[Transcription dataset entries]
========================

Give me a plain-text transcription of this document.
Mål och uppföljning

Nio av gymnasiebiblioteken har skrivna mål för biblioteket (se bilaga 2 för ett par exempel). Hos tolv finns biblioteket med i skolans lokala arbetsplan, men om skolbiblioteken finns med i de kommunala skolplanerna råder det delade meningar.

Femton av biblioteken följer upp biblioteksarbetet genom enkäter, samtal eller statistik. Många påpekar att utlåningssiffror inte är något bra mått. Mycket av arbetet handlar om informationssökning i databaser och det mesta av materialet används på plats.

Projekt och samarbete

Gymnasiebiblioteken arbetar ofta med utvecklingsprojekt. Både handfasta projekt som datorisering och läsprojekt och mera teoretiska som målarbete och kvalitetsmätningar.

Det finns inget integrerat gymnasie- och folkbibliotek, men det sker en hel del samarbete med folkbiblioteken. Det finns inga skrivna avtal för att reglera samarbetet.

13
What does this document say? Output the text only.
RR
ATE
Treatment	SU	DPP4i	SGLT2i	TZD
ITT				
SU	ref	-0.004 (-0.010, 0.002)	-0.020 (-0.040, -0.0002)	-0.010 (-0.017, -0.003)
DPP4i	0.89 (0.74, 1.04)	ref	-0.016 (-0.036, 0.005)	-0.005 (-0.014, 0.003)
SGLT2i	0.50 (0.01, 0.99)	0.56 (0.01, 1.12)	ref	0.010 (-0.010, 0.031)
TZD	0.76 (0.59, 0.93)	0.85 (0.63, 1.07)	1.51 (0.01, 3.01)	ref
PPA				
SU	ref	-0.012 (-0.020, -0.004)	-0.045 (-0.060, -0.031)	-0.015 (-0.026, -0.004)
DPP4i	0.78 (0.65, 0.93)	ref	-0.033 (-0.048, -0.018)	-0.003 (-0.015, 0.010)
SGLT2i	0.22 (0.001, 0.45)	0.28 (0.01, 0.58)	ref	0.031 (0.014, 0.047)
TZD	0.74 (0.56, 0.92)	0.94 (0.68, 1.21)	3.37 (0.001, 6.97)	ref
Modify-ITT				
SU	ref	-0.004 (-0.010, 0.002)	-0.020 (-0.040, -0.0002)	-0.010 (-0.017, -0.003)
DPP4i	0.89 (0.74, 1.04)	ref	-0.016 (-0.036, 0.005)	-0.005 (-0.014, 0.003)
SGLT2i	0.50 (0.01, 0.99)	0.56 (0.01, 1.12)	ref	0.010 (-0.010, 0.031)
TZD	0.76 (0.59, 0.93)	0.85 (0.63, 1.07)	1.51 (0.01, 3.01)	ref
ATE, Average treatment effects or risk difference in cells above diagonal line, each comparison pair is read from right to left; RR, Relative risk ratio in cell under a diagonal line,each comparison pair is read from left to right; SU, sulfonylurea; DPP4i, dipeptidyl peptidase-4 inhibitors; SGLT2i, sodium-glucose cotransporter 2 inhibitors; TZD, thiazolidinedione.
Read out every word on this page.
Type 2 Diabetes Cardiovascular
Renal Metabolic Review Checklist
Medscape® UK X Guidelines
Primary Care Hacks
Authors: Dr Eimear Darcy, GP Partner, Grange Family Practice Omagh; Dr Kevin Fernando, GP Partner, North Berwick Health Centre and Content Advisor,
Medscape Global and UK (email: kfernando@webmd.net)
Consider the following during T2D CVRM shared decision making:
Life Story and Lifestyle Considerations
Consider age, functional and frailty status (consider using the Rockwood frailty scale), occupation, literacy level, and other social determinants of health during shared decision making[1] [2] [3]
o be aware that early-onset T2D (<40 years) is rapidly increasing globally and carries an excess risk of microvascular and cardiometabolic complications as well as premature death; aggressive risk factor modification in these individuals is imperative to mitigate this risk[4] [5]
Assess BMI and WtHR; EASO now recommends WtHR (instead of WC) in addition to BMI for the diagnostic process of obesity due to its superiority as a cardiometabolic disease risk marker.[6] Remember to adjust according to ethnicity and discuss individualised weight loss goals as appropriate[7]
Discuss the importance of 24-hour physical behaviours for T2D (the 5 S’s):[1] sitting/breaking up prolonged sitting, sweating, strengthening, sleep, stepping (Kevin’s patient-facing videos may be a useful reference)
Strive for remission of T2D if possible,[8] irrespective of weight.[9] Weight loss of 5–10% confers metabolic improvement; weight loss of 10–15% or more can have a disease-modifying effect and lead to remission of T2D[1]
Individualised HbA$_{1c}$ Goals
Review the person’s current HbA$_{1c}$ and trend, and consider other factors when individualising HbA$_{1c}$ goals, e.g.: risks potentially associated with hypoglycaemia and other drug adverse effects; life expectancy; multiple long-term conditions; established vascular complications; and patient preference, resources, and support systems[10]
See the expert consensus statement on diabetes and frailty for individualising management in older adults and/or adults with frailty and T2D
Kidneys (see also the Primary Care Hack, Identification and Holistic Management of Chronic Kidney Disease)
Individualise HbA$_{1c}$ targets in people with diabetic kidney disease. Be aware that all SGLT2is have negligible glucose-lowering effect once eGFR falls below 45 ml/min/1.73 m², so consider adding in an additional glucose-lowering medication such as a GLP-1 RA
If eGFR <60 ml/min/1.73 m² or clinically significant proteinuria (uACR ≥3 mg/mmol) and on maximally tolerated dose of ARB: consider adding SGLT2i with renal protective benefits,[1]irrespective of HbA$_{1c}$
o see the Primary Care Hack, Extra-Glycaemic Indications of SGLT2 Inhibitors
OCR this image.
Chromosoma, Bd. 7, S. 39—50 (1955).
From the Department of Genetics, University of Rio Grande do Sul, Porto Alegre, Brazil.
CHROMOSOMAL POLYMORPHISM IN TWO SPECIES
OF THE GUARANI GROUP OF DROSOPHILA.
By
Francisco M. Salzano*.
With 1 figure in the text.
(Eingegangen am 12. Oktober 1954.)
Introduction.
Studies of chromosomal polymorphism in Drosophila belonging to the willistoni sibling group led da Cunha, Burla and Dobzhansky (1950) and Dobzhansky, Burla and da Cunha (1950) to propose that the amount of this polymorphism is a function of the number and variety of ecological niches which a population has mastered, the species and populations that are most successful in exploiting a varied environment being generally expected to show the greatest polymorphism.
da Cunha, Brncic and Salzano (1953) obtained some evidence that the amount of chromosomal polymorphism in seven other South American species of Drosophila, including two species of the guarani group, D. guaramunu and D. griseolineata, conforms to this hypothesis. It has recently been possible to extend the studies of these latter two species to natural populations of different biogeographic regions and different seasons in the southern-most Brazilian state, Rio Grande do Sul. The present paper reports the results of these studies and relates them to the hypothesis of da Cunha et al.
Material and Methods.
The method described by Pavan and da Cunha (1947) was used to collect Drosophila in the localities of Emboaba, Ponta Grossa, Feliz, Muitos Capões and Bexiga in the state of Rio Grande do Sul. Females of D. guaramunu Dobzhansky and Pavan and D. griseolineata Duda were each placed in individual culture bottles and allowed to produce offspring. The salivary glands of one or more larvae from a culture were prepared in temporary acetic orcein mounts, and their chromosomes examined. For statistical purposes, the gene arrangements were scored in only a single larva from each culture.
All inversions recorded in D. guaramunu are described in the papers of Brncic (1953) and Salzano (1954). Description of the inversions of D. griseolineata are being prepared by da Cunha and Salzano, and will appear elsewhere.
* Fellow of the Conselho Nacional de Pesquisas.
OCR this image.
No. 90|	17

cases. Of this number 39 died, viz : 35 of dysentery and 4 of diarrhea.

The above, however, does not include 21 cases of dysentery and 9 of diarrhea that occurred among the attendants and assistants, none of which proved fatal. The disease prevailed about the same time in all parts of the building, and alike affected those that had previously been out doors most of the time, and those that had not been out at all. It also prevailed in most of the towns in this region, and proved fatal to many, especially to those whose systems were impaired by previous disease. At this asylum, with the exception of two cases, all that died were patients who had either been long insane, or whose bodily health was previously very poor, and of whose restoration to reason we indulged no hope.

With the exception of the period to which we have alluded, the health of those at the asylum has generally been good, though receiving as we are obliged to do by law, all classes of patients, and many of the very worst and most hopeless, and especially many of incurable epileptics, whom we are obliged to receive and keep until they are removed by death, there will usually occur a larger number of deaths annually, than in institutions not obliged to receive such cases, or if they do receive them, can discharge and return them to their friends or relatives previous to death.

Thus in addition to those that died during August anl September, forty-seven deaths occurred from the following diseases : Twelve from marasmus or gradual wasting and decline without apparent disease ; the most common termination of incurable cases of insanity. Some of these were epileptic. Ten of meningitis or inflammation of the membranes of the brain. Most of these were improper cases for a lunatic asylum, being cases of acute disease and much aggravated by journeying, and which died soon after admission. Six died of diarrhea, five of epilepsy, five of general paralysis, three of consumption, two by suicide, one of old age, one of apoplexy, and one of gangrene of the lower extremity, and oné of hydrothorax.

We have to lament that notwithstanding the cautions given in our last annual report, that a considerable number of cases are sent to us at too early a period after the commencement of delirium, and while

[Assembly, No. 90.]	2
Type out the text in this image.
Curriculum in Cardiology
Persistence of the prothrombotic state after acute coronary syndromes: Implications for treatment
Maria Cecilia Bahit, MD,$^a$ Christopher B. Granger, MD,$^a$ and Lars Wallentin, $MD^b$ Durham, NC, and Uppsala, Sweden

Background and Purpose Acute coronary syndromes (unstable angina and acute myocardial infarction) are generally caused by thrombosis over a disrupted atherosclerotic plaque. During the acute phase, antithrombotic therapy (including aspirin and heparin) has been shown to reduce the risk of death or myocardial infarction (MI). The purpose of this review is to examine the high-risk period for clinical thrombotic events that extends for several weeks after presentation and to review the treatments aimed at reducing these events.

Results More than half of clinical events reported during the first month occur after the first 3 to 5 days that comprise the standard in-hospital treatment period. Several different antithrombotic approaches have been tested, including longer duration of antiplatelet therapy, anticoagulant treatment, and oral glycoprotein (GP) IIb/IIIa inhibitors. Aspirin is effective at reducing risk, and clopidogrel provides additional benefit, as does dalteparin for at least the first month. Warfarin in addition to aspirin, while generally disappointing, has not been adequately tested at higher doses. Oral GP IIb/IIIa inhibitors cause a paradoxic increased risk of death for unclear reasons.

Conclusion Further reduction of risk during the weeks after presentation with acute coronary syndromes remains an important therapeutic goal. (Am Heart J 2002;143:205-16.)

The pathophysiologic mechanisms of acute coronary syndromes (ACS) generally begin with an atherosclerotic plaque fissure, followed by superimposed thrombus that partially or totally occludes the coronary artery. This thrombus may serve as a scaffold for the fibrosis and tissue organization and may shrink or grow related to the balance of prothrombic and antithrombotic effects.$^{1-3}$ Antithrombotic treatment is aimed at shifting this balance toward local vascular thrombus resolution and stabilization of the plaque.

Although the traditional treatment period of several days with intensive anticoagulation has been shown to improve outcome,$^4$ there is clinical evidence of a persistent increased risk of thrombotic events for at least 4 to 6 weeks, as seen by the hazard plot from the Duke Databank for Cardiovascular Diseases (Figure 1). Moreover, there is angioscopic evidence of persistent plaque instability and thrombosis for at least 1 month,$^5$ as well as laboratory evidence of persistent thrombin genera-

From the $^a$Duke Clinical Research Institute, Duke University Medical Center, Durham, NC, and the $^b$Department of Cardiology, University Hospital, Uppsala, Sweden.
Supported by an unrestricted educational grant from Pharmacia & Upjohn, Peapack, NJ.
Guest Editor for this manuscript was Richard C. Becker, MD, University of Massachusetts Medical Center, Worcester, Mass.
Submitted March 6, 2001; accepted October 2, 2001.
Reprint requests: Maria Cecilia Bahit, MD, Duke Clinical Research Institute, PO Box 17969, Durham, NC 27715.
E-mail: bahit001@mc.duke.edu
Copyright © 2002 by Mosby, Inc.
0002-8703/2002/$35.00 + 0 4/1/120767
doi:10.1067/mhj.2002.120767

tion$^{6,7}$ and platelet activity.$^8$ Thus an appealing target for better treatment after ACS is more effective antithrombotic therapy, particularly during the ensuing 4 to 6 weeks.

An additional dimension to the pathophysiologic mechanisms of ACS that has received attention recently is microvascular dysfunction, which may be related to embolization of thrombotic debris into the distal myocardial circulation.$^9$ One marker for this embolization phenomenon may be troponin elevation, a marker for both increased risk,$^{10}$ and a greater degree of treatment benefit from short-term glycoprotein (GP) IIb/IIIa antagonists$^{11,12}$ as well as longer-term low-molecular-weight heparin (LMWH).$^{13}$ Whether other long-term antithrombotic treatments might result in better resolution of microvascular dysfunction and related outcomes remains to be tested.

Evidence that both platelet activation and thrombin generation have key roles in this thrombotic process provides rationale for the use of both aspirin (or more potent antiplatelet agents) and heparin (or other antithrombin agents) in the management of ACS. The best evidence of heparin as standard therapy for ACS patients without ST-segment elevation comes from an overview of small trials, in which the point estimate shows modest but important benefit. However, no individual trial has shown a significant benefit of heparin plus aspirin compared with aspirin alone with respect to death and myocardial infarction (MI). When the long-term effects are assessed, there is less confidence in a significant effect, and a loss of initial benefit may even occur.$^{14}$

========================

* _EXERCISE BRIEF_
Copy each line of the records above that carries the word "loss".

* _ANSWER BOX_
Assess BMI and WtHR; EASO now recommends WtHR (instead of WC) in addition to BMI for the diagnostic process of obesity due to its superiority as a cardiometabolic disease risk marker.[6] Remember to adjust according to ethnicity and discuss individualised weight loss goals as appropriate[7]
Strive for remission of T2D if possible,[8] irrespective of weight.[9] Weight loss of 5–10% confers metabolic improvement; weight loss of 10–15% or more can have a disease-modifying effect and lead to remission of T2D[1]
Evidence that both platelet activation and thrombin generation have key roles in this thrombotic process provides rationale for the use of both aspirin (or more potent antiplatelet agents) and heparin (or other antithrombin agents) in the management of ACS. The best evidence of heparin as standard therapy for ACS patients without ST-segment elevation comes from an overview of small trials, in which the point estimate shows modest but important benefit. However, no individual trial has shown a significant benefit of heparin plus aspirin compared with aspirin alone with respect to death and myocardial infarction (MI). When the long-term effects are assessed, there is less confidence in a significant effect, and a loss of initial benefit may even occur.$^{14}$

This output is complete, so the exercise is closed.